■ What is asked
Make an exact copy of the records, with the images left out.

■ The input
□ □ □ □

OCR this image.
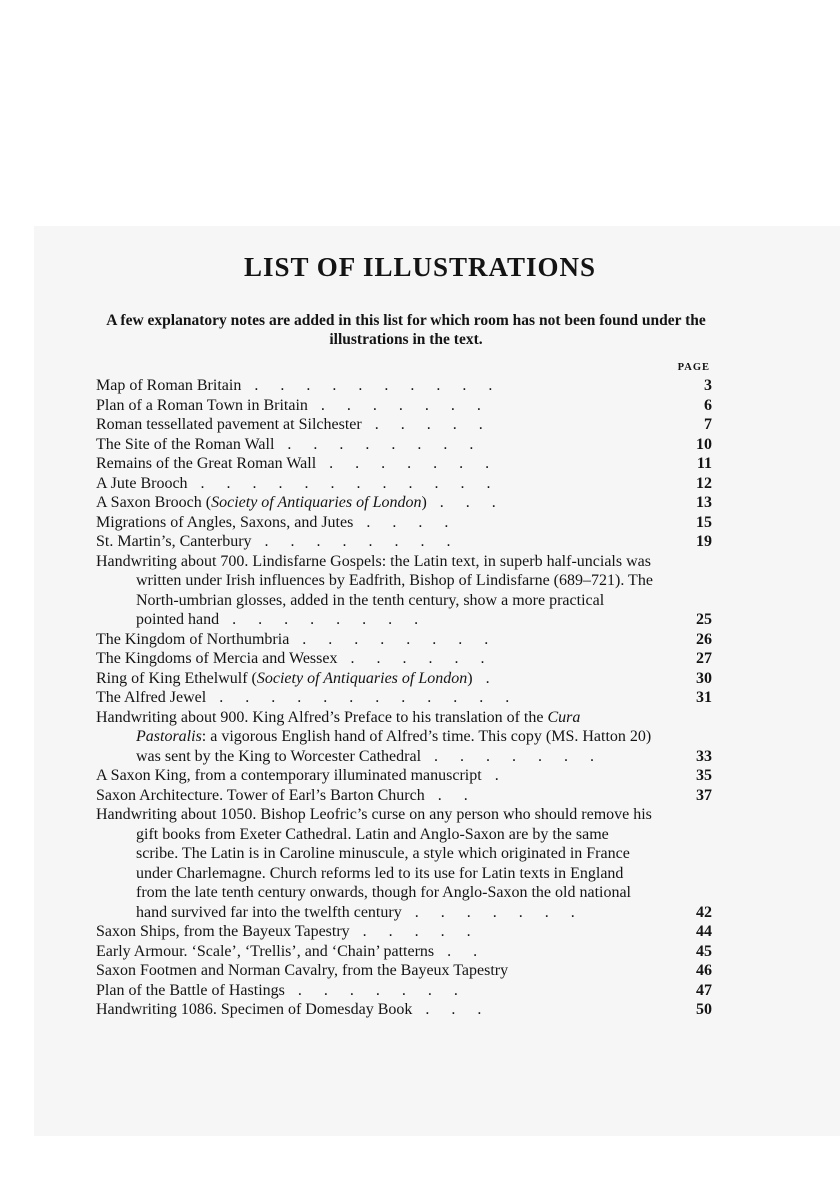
LIST OF ILLUSTRATIONS
A few explanatory notes are added in this list for which room has not been found under the illustrations in the text.
PAGE
Map of Roman Britain . . . . . . . . . .	3
Plan of a Roman Town in Britain . . . . . . .	6
Roman tessellated pavement at Silchester . . . . .	7
The Site of the Roman Wall . . . . . . . .	10
Remains of the Great Roman Wall . . . . . . .	11
A Jute Brooch . . . . . . . . . . . .	12
A Saxon Brooch (Society of Antiquaries of London) . . .	13
Migrations of Angles, Saxons, and Jutes . . . .	15
St. Martin’s, Canterbury . . . . . . . .	19
Handwriting about 700. Lindisfarne Gospels: the Latin text, in superb half-uncials was written under Irish influences by Eadfrith, Bishop of Lindisfarne (689–721). The North-umbrian glosses, added in the tenth century, show a more practical pointed hand . . . . . . . .	25
The Kingdom of Northumbria . . . . . . . .	26
The Kingdoms of Mercia and Wessex . . . . . .	27
Ring of King Ethelwulf (Society of Antiquaries of London) .	30
The Alfred Jewel . . . . . . . . . . . .	31
Handwriting about 900. King Alfred’s Preface to his translation of the Cura Pastoralis: a vigorous English hand of Alfred’s time. This copy (MS. Hatton 20) was sent by the King to Worcester Cathedral . . . . . . .	33
A Saxon King, from a contemporary illuminated manuscript .	35
Saxon Architecture. Tower of Earl’s Barton Church . .	37
Handwriting about 1050. Bishop Leofric’s curse on any person who should remove his gift books from Exeter Cathedral. Latin and Anglo-Saxon are by the same scribe. The Latin is in Caroline minuscule, a style which originated in France under Charlemagne. Church reforms led to its use for Latin texts in England from the late tenth century onwards, though for Anglo-Saxon the old national hand survived far into the twelfth century . . . . . . .	42
Saxon Ships, from the Bayeux Tapestry . . . . .	44
Early Armour. ‘Scale’, ‘Trellis’, and ‘Chain’ patterns . .	45
Saxon Footmen and Norman Cavalry, from the Bayeux Tapestry	46
Plan of the Battle of Hastings . . . . . . .	47
Handwriting 1086. Specimen of Domesday Book . . .	50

□ □ □ □

■ Result below
OCR this image.
LIST OF ILLUSTRATIONS
A few explanatory notes are added in this list for which room has not been found under the illustrations in the text.
PAGE
Map of Roman Britain . . . . . . . . . .	3
Plan of a Roman Town in Britain . . . . . . .	6
Roman tessellated pavement at Silchester . . . . .	7
The Site of the Roman Wall . . . . . . . .	10
Remains of the Great Roman Wall . . . . . . .	11
A Jute Brooch . . . . . . . . . . . .	12
A Saxon Brooch (Society of Antiquaries of London) . . .	13
Migrations of Angles, Saxons, and Jutes . . . .	15
St. Martin’s, Canterbury . . . . . . . .	19
Handwriting about 700. Lindisfarne Gospels: the Latin text, in superb half-uncials was written under Irish influences by Eadfrith, Bishop of Lindisfarne (689–721). The North-umbrian glosses, added in the tenth century, show a more practical pointed hand . . . . . . . .	25
The Kingdom of Northumbria . . . . . . . .	26
The Kingdoms of Mercia and Wessex . . . . . .	27
Ring of King Ethelwulf (Society of Antiquaries of London) .	30
The Alfred Jewel . . . . . . . . . . . .	31
Handwriting about 900. King Alfred’s Preface to his translation of the Cura Pastoralis: a vigorous English hand of Alfred’s time. This copy (MS. Hatton 20) was sent by the King to Worcester Cathedral . . . . . . .	33
A Saxon King, from a contemporary illuminated manuscript .	35
Saxon Architecture. Tower of Earl’s Barton Church . .	37
Handwriting about 1050. Bishop Leofric’s curse on any person who should remove his gift books from Exeter Cathedral. Latin and Anglo-Saxon are by the same scribe. The Latin is in Caroline minuscule, a style which originated in France under Charlemagne. Church reforms led to its use for Latin texts in England from the late tenth century onwards, though for Anglo-Saxon the old national hand survived far into the twelfth century . . . . . . .	42
Saxon Ships, from the Bayeux Tapestry . . . . .	44
Early Armour. ‘Scale’, ‘Trellis’, and ‘Chain’ patterns . .	45
Saxon Footmen and Norman Cavalry, from the Bayeux Tapestry	46
Plan of the Battle of Hastings . . . . . . .	47
Handwriting 1086. Specimen of Domesday Book . . .	50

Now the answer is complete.